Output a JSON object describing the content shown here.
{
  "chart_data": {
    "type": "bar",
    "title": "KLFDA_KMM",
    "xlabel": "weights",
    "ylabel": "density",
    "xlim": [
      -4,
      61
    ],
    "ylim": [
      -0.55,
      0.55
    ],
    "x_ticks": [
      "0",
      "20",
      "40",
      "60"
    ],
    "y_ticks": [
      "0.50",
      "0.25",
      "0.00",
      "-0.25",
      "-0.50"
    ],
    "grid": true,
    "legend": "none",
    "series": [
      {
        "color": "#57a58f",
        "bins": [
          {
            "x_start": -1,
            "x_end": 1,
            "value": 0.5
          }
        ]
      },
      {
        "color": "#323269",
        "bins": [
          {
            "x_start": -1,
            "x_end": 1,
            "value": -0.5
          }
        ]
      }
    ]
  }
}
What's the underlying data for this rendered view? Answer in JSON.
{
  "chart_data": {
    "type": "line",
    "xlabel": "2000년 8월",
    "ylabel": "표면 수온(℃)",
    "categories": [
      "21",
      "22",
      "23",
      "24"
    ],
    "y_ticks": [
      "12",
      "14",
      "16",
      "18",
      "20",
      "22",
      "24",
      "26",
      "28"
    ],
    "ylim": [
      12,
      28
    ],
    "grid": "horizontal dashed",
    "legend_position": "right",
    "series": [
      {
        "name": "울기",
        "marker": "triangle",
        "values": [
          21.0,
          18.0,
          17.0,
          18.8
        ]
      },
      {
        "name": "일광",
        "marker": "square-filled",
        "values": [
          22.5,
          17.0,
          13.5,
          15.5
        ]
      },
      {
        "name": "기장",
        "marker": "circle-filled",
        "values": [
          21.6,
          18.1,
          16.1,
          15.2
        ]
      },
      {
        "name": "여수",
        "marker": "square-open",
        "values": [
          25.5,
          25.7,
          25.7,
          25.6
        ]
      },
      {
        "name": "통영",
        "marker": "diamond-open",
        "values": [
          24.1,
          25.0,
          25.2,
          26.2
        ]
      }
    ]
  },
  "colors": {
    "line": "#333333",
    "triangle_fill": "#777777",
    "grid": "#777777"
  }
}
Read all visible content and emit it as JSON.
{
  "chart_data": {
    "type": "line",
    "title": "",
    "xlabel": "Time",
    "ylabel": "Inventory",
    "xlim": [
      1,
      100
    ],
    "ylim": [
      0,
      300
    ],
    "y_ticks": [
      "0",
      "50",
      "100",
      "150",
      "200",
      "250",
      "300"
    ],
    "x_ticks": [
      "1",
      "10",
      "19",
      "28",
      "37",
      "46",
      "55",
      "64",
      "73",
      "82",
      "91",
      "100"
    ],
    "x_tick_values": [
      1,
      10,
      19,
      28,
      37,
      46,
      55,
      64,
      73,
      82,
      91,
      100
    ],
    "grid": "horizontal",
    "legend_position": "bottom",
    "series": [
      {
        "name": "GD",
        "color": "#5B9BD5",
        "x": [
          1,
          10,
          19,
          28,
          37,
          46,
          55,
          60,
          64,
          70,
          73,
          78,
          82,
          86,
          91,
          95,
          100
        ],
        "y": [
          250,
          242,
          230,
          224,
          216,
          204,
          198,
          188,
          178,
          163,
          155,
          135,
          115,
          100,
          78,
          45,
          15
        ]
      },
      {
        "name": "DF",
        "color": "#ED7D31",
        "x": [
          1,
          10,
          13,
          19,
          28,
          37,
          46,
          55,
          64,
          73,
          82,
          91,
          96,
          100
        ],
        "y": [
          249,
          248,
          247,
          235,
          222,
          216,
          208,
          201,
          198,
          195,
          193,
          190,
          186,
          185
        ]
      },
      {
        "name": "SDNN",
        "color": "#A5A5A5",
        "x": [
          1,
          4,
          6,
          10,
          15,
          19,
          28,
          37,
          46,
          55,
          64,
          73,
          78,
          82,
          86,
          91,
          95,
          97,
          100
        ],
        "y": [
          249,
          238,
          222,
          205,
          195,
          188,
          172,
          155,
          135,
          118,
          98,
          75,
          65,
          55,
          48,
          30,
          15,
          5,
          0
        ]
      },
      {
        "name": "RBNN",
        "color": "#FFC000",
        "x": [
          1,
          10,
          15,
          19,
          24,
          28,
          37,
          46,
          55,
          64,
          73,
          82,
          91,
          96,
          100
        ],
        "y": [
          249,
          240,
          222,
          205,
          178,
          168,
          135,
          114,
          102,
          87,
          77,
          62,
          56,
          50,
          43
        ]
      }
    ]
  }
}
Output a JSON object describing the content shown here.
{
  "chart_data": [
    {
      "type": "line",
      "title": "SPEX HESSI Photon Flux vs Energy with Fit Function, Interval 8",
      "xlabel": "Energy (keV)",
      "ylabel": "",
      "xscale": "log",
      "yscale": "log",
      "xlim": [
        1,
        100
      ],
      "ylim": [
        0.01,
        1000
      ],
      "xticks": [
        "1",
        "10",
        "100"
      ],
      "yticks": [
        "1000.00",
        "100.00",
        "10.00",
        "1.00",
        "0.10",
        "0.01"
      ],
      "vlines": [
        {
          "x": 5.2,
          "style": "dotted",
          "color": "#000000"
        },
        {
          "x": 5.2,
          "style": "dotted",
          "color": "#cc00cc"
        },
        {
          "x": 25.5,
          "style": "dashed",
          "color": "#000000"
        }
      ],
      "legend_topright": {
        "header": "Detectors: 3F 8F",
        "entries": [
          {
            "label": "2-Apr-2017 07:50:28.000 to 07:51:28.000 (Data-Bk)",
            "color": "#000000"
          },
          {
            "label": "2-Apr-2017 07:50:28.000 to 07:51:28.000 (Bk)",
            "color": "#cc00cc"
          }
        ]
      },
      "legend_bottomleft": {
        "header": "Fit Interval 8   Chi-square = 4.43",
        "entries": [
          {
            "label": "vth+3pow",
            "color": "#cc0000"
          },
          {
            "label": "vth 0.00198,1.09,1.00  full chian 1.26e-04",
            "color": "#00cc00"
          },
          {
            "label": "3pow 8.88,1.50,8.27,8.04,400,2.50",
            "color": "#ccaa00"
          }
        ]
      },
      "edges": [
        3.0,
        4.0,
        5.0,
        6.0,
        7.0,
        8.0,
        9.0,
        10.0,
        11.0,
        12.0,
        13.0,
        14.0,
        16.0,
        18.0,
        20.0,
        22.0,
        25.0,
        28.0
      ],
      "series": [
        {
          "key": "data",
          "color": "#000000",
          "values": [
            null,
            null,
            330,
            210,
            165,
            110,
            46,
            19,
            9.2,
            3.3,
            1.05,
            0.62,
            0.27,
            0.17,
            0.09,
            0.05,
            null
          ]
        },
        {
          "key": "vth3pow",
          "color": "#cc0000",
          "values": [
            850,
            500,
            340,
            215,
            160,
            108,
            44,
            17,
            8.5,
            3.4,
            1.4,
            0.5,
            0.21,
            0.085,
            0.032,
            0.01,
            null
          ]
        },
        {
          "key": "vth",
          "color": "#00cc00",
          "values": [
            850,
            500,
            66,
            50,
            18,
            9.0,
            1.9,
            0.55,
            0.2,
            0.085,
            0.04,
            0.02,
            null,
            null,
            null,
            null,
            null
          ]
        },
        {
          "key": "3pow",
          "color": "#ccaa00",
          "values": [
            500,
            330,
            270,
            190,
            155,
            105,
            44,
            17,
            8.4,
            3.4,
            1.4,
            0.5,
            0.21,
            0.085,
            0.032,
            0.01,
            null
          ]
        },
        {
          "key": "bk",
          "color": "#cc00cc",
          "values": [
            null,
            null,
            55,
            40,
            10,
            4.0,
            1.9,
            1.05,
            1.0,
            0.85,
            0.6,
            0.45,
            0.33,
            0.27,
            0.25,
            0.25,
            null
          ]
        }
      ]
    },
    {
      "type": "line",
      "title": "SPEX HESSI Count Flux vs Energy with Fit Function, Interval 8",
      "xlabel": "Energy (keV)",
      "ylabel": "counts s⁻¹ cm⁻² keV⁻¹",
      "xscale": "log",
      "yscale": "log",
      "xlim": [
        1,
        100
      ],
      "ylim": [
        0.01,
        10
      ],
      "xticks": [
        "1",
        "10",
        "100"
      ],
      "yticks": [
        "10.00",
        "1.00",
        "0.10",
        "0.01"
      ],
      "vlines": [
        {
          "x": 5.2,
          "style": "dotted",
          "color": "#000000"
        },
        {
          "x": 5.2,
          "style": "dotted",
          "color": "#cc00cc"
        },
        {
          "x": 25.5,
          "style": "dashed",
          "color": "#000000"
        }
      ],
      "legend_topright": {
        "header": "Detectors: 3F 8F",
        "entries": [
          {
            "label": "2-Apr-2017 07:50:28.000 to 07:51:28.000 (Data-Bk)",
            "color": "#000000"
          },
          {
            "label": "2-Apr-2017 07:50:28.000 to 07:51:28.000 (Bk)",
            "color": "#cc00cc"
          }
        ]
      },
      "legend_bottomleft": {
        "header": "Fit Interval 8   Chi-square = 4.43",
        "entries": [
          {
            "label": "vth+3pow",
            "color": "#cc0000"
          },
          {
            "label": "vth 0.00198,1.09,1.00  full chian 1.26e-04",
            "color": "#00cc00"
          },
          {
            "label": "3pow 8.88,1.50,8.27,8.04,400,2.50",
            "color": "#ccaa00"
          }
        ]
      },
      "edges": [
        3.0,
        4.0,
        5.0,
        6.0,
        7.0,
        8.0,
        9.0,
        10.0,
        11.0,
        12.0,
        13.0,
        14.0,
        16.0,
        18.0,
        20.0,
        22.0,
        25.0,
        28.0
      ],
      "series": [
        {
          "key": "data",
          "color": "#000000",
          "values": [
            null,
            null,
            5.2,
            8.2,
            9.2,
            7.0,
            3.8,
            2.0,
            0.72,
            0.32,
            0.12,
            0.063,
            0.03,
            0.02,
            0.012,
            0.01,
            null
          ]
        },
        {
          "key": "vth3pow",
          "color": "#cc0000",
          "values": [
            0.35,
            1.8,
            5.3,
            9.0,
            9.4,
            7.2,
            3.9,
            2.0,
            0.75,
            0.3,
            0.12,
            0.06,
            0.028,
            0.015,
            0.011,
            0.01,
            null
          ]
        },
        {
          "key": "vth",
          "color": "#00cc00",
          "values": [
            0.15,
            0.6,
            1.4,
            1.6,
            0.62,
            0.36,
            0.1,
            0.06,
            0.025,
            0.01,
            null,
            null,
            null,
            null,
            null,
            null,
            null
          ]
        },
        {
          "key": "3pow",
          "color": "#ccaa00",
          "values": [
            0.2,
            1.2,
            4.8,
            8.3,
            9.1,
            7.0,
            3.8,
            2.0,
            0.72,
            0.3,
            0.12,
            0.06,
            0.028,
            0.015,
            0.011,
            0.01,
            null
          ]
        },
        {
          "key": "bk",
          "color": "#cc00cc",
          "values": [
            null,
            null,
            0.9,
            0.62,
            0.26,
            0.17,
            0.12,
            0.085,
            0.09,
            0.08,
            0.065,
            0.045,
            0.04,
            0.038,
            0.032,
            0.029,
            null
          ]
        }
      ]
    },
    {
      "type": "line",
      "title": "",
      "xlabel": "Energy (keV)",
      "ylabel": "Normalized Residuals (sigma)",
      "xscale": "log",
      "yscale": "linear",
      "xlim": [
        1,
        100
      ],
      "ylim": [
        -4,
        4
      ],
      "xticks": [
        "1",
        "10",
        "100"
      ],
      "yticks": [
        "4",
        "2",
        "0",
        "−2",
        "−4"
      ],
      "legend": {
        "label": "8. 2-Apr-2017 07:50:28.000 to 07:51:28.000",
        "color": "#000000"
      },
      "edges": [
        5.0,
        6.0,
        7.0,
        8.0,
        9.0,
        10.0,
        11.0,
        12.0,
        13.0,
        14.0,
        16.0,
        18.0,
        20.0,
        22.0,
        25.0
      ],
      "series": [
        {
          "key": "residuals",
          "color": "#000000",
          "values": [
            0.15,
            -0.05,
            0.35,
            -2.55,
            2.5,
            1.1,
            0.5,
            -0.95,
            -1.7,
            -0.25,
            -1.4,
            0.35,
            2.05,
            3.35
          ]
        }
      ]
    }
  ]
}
*****
* _GIVEN REQUEST_
Copy out each line of the listing that holds "open".

* _RESULT BELOW_
        "marker": "square-open",
        "marker": "diamond-open",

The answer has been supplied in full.